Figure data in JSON
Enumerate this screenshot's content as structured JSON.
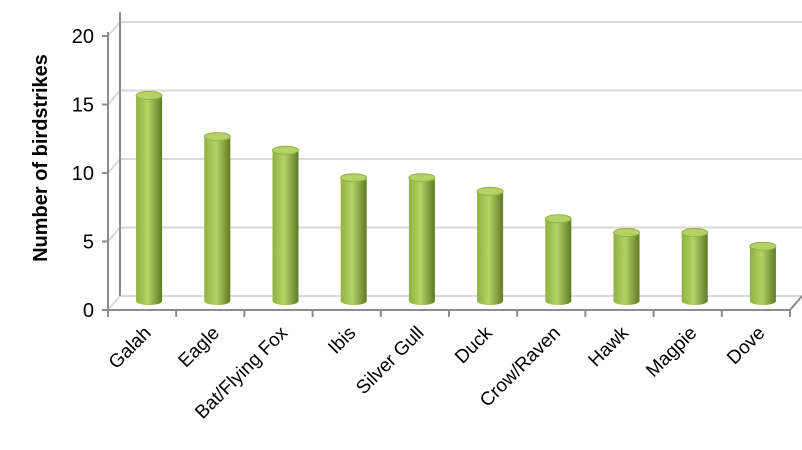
{
  "chart_data": {
    "type": "bar",
    "style": "3d-cylinder",
    "ylabel": "Number of birdstrikes",
    "xlabel": "",
    "ylim": [
      0,
      20
    ],
    "yticks": [
      0,
      5,
      10,
      15,
      20
    ],
    "grid": true,
    "legend": "none",
    "categories": [
      "Galah",
      "Eagle",
      "Bat/Flying Fox",
      "Ibis",
      "Silver Gull",
      "Duck",
      "Crow/Raven",
      "Hawk",
      "Magpie",
      "Dove"
    ],
    "values": [
      15,
      12,
      11,
      9,
      9,
      8,
      6,
      5,
      5,
      4
    ],
    "colors": {
      "bar_light": "#b5d267",
      "bar_mid": "#8fb23f",
      "bar_dark": "#5f7a24",
      "gridline": "#d9d9d9",
      "axis": "#8c8c8c"
    }
  }
}
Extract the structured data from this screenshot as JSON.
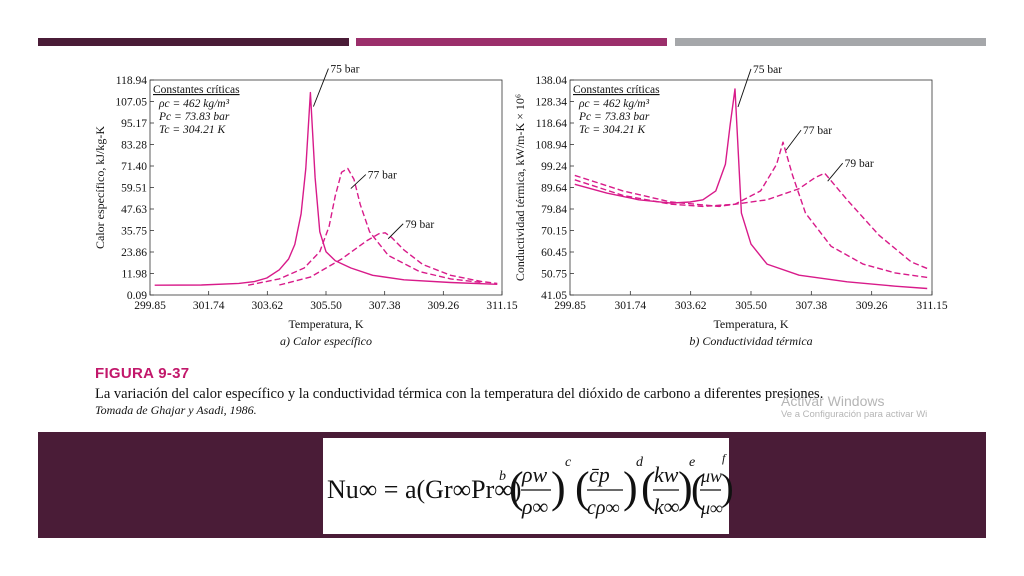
{
  "decoration": {
    "bar_colors": [
      "#4a1c37",
      "#9b2f6b",
      "#a5a7aa"
    ],
    "band_color": "#4a1c37",
    "curve_color": "#d81b8a"
  },
  "chart_data": [
    {
      "type": "line",
      "ylabel": "Calor específico, kJ/kg-K",
      "xlabel": "Temperatura, K",
      "subtitle": "a) Calor específico",
      "xticks": [
        "299.85",
        "301.74",
        "303.62",
        "305.50",
        "307.38",
        "309.26",
        "311.15"
      ],
      "yticks": [
        "0.09",
        "11.98",
        "23.86",
        "35.75",
        "47.63",
        "59.51",
        "71.40",
        "83.28",
        "95.17",
        "107.05",
        "118.94"
      ],
      "xlim": [
        299.85,
        311.15
      ],
      "ylim": [
        0.09,
        118.94
      ],
      "legend_box": {
        "title": "Constantes críticas",
        "lines": [
          "ρc = 462 kg/m³",
          "Pc = 73.83 bar",
          "Tc = 304.21 K"
        ]
      },
      "series": [
        {
          "name": "75 bar",
          "dash": "solid",
          "x": [
            300.0,
            301.5,
            302.7,
            303.2,
            303.6,
            304.0,
            304.3,
            304.5,
            304.7,
            304.85,
            305.0,
            305.15,
            305.3,
            305.5,
            305.8,
            306.3,
            307.0,
            308.0,
            309.5,
            311.0
          ],
          "y": [
            5.5,
            5.6,
            6.5,
            7.5,
            9.5,
            14,
            20,
            28,
            45,
            70,
            112,
            65,
            35,
            24,
            19,
            15,
            11,
            8.5,
            7,
            6
          ]
        },
        {
          "name": "77 bar",
          "dash": "dashed",
          "x": [
            303.0,
            304.0,
            304.8,
            305.3,
            305.6,
            305.8,
            306.0,
            306.2,
            306.4,
            306.6,
            306.9,
            307.5,
            308.5,
            309.5,
            310.5
          ],
          "y": [
            5.5,
            9,
            15,
            24,
            38,
            55,
            68,
            70,
            64,
            50,
            35,
            22,
            13,
            9,
            7
          ]
        },
        {
          "name": "79 bar",
          "dash": "dashed",
          "x": [
            304.0,
            305.0,
            306.0,
            306.8,
            307.2,
            307.4,
            307.6,
            308.0,
            308.6,
            309.5,
            310.5,
            311.0
          ],
          "y": [
            5.6,
            10,
            20,
            30,
            34,
            34.5,
            32,
            25,
            17,
            11,
            7.5,
            6.5
          ]
        }
      ]
    },
    {
      "type": "line",
      "ylabel": "Conductividad térmica, kW/m-K × 10⁶",
      "xlabel": "Temperatura, K",
      "subtitle": "b) Conductividad térmica",
      "xticks": [
        "299.85",
        "301.74",
        "303.62",
        "305.50",
        "307.38",
        "309.26",
        "311.15"
      ],
      "yticks": [
        "41.05",
        "50.75",
        "60.45",
        "70.15",
        "79.84",
        "89.64",
        "99.24",
        "108.94",
        "118.64",
        "128.34",
        "138.04"
      ],
      "xlim": [
        299.85,
        311.15
      ],
      "ylim": [
        41.05,
        138.04
      ],
      "legend_box": {
        "title": "Constantes críticas",
        "lines": [
          "ρc = 462 kg/m³",
          "Pc = 73.83 bar",
          "Tc = 304.21 K"
        ]
      },
      "series": [
        {
          "name": "75 bar",
          "dash": "solid",
          "x": [
            300.0,
            301.0,
            302.0,
            303.0,
            303.6,
            304.0,
            304.4,
            304.7,
            304.85,
            305.0,
            305.2,
            305.5,
            306.0,
            307.0,
            308.5,
            310.0,
            311.0
          ],
          "y": [
            91,
            87,
            84,
            82.5,
            83,
            84,
            88,
            100,
            118,
            134,
            78,
            64,
            55,
            50,
            47,
            45,
            44
          ]
        },
        {
          "name": "77 bar",
          "dash": "dashed",
          "x": [
            300.0,
            301.5,
            303.0,
            304.0,
            305.0,
            305.8,
            306.3,
            306.5,
            306.8,
            307.2,
            308.0,
            309.0,
            310.0,
            311.0
          ],
          "y": [
            93,
            86,
            82,
            81,
            82,
            88,
            100,
            110,
            95,
            78,
            63,
            55,
            51,
            49
          ]
        },
        {
          "name": "79 bar",
          "dash": "dashed",
          "x": [
            300.0,
            301.5,
            303.0,
            304.5,
            306.0,
            307.0,
            307.5,
            307.8,
            308.5,
            309.5,
            310.5,
            311.0
          ],
          "y": [
            95,
            88,
            83,
            81,
            84,
            89,
            94,
            96,
            84,
            68,
            56,
            53
          ]
        }
      ]
    }
  ],
  "caption": {
    "figure_label": "FIGURA 9-37",
    "text": "La  variación del calor específico y  la conductividad térmica con la temperatura del dióxido de carbono a diferentes presiones.",
    "source": "Tomada de Ghajar y Asadi, 1986."
  },
  "watermark": {
    "line1": "Activar Windows",
    "line2": "Ve a Configuración para activar Wi"
  },
  "formula": {
    "lhs": "Nu∞ = a(Gr∞Pr∞)",
    "exp_b": "b",
    "f1_num": "ρw",
    "f1_den": "ρ∞",
    "exp_c": "c",
    "f2_num": "c̄p",
    "f2_den": "cρ∞",
    "exp_d": "d",
    "f3_num": "kw",
    "f3_den": "k∞",
    "exp_e": "e",
    "f4_num": "μw",
    "f4_den": "μ∞",
    "exp_f": "f"
  }
}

#### [Objective]
Images in the records should not be copied. Repeat all the rest exactly.

#### [Output of the task]
Enumerate this screenshot's content as structured JSON.
{
  "chart_data": {
    "type": "bar",
    "style": "3d-cylinder",
    "ylabel": "Number of birdstrikes",
    "xlabel": "",
    "ylim": [
      0,
      20
    ],
    "yticks": [
      0,
      5,
      10,
      15,
      20
    ],
    "grid": true,
    "legend": "none",
    "categories": [
      "Galah",
      "Eagle",
      "Bat/Flying Fox",
      "Ibis",
      "Silver Gull",
      "Duck",
      "Crow/Raven",
      "Hawk",
      "Magpie",
      "Dove"
    ],
    "values": [
      15,
      12,
      11,
      9,
      9,
      8,
      6,
      5,
      5,
      4
    ],
    "colors": {
      "bar_light": "#b5d267",
      "bar_mid": "#8fb23f",
      "bar_dark": "#5f7a24",
      "gridline": "#d9d9d9",
      "axis": "#8c8c8c"
    }
  }
}
Extract the structured data from this screenshot as JSON.
{
  "decoration": {
    "bar_colors": [
      "#4a1c37",
      "#9b2f6b",
      "#a5a7aa"
    ],
    "band_color": "#4a1c37",
    "curve_color": "#d81b8a"
  },
  "chart_data": [
    {
      "type": "line",
      "ylabel": "Calor específico, kJ/kg-K",
      "xlabel": "Temperatura, K",
      "subtitle": "a) Calor específico",
      "xticks": [
        "299.85",
        "301.74",
        "303.62",
        "305.50",
        "307.38",
        "309.26",
        "311.15"
      ],
      "yticks": [
        "0.09",
        "11.98",
        "23.86",
        "35.75",
        "47.63",
        "59.51",
        "71.40",
        "83.28",
        "95.17",
        "107.05",
        "118.94"
      ],
      "xlim": [
        299.85,
        311.15
      ],
      "ylim": [
        0.09,
        118.94
      ],
      "legend_box": {
        "title": "Constantes críticas",
        "lines": [
          "ρc = 462 kg/m³",
          "Pc = 73.83 bar",
          "Tc = 304.21 K"
        ]
      },
      "series": [
        {
          "name": "75 bar",
          "dash": "solid",
          "x": [
            300.0,
            301.5,
            302.7,
            303.2,
            303.6,
            304.0,
            304.3,
            304.5,
            304.7,
            304.85,
            305.0,
            305.15,
            305.3,
            305.5,
            305.8,
            306.3,
            307.0,
            308.0,
            309.5,
            311.0
          ],
          "y": [
            5.5,
            5.6,
            6.5,
            7.5,
            9.5,
            14,
            20,
            28,
            45,
            70,
            112,
            65,
            35,
            24,
            19,
            15,
            11,
            8.5,
            7,
            6
          ]
        },
        {
          "name": "77 bar",
          "dash": "dashed",
          "x": [
            303.0,
            304.0,
            304.8,
            305.3,
            305.6,
            305.8,
            306.0,
            306.2,
            306.4,
            306.6,
            306.9,
            307.5,
            308.5,
            309.5,
            310.5
          ],
          "y": [
            5.5,
            9,
            15,
            24,
            38,
            55,
            68,
            70,
            64,
            50,
            35,
            22,
            13,
            9,
            7
          ]
        },
        {
          "name": "79 bar",
          "dash": "dashed",
          "x": [
            304.0,
            305.0,
            306.0,
            306.8,
            307.2,
            307.4,
            307.6,
            308.0,
            308.6,
            309.5,
            310.5,
            311.0
          ],
          "y": [
            5.6,
            10,
            20,
            30,
            34,
            34.5,
            32,
            25,
            17,
            11,
            7.5,
            6.5
          ]
        }
      ]
    },
    {
      "type": "line",
      "ylabel": "Conductividad térmica, kW/m-K × 10⁶",
      "xlabel": "Temperatura, K",
      "subtitle": "b) Conductividad térmica",
      "xticks": [
        "299.85",
        "301.74",
        "303.62",
        "305.50",
        "307.38",
        "309.26",
        "311.15"
      ],
      "yticks": [
        "41.05",
        "50.75",
        "60.45",
        "70.15",
        "79.84",
        "89.64",
        "99.24",
        "108.94",
        "118.64",
        "128.34",
        "138.04"
      ],
      "xlim": [
        299.85,
        311.15
      ],
      "ylim": [
        41.05,
        138.04
      ],
      "legend_box": {
        "title": "Constantes críticas",
        "lines": [
          "ρc = 462 kg/m³",
          "Pc = 73.83 bar",
          "Tc = 304.21 K"
        ]
      },
      "series": [
        {
          "name": "75 bar",
          "dash": "solid",
          "x": [
            300.0,
            301.0,
            302.0,
            303.0,
            303.6,
            304.0,
            304.4,
            304.7,
            304.85,
            305.0,
            305.2,
            305.5,
            306.0,
            307.0,
            308.5,
            310.0,
            311.0
          ],
          "y": [
            91,
            87,
            84,
            82.5,
            83,
            84,
            88,
            100,
            118,
            134,
            78,
            64,
            55,
            50,
            47,
            45,
            44
          ]
        },
        {
          "name": "77 bar",
          "dash": "dashed",
          "x": [
            300.0,
            301.5,
            303.0,
            304.0,
            305.0,
            305.8,
            306.3,
            306.5,
            306.8,
            307.2,
            308.0,
            309.0,
            310.0,
            311.0
          ],
          "y": [
            93,
            86,
            82,
            81,
            82,
            88,
            100,
            110,
            95,
            78,
            63,
            55,
            51,
            49
          ]
        },
        {
          "name": "79 bar",
          "dash": "dashed",
          "x": [
            300.0,
            301.5,
            303.0,
            304.5,
            306.0,
            307.0,
            307.5,
            307.8,
            308.5,
            309.5,
            310.5,
            311.0
          ],
          "y": [
            95,
            88,
            83,
            81,
            84,
            89,
            94,
            96,
            84,
            68,
            56,
            53
          ]
        }
      ]
    }
  ],
  "caption": {
    "figure_label": "FIGURA 9-37",
    "text": "La  variación del calor específico y  la conductividad térmica con la temperatura del dióxido de carbono a diferentes presiones.",
    "source": "Tomada de Ghajar y Asadi, 1986."
  },
  "watermark": {
    "line1": "Activar Windows",
    "line2": "Ve a Configuración para activar Wi"
  },
  "formula": {
    "lhs": "Nu∞ = a(Gr∞Pr∞)",
    "exp_b": "b",
    "f1_num": "ρw",
    "f1_den": "ρ∞",
    "exp_c": "c",
    "f2_num": "c̄p",
    "f2_den": "cρ∞",
    "exp_d": "d",
    "f3_num": "kw",
    "f3_den": "k∞",
    "exp_e": "e",
    "f4_num": "μw",
    "f4_den": "μ∞",
    "exp_f": "f"
  }
}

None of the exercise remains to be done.